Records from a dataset
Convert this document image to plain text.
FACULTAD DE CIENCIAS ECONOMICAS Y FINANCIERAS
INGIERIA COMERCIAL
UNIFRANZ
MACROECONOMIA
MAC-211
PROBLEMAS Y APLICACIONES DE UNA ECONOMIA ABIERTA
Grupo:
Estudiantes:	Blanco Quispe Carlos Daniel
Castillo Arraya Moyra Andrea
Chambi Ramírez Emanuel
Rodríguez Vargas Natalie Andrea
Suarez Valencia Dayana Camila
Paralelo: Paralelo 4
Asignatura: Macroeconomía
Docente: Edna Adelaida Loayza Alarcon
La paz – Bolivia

#### Exercise details:
Write the entries again, exactly as they stand.

#### Solution:
Convert this document image to plain text.
FACULTAD DE CIENCIAS ECONOMICAS Y FINANCIERAS
INGIERIA COMERCIAL
UNIFRANZ
MACROECONOMIA
MAC-211
PROBLEMAS Y APLICACIONES DE UNA ECONOMIA ABIERTA
Grupo:
Estudiantes:	Blanco Quispe Carlos Daniel
Castillo Arraya Moyra Andrea
Chambi Ramírez Emanuel
Rodríguez Vargas Natalie Andrea
Suarez Valencia Dayana Camila
Paralelo: Paralelo 4
Asignatura: Macroeconomía
Docente: Edna Adelaida Loayza Alarcon
La paz – Bolivia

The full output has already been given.